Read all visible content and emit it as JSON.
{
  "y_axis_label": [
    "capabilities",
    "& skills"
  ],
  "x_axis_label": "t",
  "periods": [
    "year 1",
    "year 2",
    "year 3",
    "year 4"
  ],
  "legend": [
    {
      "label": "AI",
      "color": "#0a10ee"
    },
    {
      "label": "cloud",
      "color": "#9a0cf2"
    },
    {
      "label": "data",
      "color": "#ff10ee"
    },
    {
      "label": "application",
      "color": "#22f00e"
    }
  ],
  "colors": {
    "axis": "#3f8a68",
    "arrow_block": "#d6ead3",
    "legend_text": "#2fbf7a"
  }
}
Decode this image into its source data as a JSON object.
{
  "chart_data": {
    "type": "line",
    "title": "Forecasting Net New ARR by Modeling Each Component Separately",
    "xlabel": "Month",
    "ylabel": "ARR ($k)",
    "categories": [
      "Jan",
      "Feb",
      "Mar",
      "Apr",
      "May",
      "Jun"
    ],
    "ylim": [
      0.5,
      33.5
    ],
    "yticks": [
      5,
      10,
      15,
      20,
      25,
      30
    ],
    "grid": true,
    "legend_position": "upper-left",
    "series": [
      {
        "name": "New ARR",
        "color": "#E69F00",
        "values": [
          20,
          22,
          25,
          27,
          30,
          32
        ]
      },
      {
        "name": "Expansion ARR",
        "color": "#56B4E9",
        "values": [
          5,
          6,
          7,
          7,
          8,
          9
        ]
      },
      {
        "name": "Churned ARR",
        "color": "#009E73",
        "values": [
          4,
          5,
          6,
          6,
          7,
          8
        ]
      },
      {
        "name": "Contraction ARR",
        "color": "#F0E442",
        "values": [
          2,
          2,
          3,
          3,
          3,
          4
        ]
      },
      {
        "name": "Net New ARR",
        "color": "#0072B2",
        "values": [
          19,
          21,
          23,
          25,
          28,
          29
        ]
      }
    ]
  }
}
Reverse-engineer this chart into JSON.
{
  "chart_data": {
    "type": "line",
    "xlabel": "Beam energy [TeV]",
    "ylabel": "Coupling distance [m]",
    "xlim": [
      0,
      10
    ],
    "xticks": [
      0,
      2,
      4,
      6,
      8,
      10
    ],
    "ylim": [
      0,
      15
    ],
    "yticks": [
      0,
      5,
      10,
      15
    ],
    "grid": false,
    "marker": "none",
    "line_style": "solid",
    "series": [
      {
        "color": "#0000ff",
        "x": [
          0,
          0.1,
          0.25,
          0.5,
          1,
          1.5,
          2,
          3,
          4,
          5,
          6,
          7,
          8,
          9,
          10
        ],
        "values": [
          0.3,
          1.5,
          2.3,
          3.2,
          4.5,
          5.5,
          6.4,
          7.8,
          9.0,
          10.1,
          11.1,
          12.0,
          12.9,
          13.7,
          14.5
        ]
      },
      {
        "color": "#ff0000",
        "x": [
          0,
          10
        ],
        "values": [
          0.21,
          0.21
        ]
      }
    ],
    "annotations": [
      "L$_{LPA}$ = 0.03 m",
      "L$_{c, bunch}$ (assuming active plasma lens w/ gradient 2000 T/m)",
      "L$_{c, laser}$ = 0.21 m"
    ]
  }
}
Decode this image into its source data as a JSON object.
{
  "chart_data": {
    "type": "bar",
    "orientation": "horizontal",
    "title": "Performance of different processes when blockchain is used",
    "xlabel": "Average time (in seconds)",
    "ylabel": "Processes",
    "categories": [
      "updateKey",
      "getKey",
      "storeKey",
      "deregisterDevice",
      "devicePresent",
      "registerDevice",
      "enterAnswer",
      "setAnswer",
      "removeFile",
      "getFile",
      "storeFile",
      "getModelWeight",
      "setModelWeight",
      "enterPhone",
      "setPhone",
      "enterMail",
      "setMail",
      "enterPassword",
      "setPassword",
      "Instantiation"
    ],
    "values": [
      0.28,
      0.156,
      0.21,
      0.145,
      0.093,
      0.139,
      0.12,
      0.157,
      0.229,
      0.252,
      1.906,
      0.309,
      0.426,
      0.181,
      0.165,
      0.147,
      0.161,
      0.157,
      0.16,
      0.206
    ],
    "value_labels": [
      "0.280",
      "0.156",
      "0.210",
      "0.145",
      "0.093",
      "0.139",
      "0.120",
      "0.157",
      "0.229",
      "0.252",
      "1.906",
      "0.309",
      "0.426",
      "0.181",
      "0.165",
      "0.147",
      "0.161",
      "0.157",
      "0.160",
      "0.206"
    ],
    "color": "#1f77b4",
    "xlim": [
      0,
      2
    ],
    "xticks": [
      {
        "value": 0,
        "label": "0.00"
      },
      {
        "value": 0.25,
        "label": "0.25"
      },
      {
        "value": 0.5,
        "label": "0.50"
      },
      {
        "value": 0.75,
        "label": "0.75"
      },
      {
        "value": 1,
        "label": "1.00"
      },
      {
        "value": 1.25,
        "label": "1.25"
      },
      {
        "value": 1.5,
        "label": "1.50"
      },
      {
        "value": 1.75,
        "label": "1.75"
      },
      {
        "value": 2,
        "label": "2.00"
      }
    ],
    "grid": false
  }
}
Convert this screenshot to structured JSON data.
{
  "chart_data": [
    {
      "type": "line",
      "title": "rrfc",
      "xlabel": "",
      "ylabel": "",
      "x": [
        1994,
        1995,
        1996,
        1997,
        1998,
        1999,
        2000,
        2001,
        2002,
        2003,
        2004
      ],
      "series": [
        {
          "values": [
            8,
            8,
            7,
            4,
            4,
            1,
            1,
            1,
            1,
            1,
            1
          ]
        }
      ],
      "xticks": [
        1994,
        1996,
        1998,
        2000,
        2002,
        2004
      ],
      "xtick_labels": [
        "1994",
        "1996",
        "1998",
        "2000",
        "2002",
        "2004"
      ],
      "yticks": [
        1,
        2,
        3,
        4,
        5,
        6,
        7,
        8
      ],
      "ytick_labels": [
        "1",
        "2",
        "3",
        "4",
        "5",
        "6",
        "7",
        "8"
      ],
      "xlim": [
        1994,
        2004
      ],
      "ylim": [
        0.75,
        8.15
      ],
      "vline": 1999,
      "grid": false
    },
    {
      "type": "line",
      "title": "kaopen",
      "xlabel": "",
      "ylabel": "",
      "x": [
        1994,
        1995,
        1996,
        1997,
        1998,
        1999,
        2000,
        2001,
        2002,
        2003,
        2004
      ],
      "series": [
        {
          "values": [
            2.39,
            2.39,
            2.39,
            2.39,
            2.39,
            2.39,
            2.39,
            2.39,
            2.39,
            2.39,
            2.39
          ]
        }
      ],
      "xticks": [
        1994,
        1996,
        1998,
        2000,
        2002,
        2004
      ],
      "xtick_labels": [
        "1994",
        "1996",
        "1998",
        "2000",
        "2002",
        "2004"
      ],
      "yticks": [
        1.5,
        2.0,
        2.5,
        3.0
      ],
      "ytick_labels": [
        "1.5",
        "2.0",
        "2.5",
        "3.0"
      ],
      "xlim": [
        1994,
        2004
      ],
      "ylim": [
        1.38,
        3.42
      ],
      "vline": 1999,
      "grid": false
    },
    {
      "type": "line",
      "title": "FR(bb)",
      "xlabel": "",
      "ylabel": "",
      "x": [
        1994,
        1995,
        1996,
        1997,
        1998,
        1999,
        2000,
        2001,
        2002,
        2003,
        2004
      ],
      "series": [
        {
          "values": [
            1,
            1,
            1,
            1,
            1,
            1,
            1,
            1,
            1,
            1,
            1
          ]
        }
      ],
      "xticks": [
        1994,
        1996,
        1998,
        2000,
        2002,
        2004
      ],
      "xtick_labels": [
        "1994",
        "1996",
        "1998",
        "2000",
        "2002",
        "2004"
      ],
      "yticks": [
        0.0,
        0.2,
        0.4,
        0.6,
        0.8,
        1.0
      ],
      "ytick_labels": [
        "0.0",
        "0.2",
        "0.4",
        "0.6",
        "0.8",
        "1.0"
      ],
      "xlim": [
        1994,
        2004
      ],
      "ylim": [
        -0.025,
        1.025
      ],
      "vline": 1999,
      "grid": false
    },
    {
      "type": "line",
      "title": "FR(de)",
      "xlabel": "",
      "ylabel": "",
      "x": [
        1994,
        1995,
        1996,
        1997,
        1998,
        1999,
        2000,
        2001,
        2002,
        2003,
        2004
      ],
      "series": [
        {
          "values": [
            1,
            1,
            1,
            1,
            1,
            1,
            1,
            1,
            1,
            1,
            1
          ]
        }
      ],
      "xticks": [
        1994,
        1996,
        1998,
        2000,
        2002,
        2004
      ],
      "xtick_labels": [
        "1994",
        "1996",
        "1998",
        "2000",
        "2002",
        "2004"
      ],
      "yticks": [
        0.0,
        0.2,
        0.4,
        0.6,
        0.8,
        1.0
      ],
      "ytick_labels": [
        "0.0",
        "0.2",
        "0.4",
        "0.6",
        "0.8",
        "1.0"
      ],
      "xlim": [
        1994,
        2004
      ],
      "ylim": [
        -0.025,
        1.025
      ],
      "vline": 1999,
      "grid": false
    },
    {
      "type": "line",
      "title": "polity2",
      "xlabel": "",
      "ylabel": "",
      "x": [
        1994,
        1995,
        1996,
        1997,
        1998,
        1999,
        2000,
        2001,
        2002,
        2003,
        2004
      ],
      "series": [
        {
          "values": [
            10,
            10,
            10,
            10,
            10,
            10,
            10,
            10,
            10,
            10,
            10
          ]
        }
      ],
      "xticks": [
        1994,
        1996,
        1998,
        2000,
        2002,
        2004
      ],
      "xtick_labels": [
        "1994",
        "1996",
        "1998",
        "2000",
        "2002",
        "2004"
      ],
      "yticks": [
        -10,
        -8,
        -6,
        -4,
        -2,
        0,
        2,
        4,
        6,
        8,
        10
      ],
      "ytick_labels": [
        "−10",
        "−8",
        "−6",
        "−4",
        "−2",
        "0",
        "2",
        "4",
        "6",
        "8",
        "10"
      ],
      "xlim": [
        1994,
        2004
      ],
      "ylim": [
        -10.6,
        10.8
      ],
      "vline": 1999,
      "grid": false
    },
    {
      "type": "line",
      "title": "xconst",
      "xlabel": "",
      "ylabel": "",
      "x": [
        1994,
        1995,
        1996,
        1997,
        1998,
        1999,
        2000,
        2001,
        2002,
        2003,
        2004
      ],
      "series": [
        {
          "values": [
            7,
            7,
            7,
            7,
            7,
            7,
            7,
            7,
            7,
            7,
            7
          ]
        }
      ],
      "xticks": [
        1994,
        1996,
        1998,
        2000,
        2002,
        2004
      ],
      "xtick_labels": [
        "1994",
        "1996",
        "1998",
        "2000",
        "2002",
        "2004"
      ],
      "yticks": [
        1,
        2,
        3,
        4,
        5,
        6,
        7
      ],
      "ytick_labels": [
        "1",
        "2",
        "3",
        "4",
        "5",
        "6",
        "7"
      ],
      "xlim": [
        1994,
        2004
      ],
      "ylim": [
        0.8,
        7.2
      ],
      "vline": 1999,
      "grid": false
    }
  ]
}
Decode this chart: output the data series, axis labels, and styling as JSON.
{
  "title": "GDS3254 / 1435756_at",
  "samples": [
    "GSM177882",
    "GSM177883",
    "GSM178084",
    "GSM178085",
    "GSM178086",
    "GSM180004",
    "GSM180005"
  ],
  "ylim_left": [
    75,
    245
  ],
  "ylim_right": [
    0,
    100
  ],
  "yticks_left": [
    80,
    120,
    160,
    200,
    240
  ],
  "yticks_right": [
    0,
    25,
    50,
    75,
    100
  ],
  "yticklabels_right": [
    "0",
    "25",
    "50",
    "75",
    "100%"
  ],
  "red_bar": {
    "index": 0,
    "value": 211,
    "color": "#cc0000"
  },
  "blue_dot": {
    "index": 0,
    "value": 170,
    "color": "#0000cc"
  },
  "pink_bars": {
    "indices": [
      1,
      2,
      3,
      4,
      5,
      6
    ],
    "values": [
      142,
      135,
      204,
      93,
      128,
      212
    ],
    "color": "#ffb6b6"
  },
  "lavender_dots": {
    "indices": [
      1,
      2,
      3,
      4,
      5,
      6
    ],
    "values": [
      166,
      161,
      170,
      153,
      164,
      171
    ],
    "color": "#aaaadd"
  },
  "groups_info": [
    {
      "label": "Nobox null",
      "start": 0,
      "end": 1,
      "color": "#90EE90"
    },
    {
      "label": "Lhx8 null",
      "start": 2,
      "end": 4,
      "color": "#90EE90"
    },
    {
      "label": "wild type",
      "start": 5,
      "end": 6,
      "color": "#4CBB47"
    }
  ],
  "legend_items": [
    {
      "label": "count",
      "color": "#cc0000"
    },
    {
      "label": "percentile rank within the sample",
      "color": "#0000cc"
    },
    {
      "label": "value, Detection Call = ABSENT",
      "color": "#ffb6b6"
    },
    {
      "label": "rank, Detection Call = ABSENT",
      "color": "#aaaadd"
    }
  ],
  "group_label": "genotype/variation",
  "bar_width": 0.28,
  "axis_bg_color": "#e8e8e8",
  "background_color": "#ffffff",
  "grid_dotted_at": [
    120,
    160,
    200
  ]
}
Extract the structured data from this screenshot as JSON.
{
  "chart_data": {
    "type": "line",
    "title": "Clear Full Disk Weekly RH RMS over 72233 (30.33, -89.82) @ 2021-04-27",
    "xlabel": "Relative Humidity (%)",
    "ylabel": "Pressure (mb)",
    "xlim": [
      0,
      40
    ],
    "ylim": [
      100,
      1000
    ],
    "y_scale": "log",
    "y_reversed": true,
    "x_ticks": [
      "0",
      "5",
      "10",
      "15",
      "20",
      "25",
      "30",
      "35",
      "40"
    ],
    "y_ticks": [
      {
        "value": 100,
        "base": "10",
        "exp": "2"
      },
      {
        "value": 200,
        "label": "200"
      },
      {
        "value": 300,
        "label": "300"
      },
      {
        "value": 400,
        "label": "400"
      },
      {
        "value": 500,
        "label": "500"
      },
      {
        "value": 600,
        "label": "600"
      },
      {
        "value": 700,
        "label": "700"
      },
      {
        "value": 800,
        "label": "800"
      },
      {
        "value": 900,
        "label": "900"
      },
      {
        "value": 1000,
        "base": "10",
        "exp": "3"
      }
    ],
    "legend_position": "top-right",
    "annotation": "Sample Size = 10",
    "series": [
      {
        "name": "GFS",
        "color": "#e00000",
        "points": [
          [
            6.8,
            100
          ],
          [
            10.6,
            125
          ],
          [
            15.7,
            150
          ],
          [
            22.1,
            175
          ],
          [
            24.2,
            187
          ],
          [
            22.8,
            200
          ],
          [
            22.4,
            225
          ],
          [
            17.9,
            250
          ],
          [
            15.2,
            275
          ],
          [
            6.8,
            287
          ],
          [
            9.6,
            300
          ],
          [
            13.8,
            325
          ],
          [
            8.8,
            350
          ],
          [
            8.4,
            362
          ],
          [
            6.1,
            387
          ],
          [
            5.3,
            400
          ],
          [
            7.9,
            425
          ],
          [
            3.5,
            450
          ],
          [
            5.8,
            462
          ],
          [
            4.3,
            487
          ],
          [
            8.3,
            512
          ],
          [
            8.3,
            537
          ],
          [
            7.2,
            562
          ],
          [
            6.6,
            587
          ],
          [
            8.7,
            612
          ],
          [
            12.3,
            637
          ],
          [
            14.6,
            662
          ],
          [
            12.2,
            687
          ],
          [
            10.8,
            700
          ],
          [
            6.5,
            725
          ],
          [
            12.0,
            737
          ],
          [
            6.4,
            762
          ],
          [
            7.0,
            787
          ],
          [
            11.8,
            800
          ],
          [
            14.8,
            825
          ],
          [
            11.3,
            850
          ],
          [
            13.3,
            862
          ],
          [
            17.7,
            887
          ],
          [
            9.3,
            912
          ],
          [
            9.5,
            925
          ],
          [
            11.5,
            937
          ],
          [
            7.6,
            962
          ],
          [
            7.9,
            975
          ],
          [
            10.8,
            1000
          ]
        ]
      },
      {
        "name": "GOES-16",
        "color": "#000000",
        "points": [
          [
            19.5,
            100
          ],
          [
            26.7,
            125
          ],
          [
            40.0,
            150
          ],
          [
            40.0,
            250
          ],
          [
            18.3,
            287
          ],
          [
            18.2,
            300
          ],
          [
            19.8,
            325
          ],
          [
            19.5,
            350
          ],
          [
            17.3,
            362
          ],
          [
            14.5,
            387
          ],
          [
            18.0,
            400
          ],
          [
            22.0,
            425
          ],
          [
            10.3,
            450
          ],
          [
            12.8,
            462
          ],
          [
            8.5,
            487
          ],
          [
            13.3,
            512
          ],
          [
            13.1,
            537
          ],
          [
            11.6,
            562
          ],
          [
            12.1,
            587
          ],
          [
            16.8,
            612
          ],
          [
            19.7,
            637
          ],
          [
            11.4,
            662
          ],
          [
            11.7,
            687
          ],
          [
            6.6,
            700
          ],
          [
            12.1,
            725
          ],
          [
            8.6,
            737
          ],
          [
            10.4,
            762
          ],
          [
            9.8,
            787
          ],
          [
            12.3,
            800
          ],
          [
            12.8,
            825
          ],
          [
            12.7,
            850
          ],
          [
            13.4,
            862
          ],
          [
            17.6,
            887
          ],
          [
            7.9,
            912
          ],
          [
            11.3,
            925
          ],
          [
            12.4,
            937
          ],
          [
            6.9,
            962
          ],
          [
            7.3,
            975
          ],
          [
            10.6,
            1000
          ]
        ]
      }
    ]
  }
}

▸ **What to work on**:
From the records, copy every line that has the string "screenshot" in it.

▸ **Full solution**:
Convert this screenshot to structured JSON data.
Extract the structured data from this screenshot as JSON.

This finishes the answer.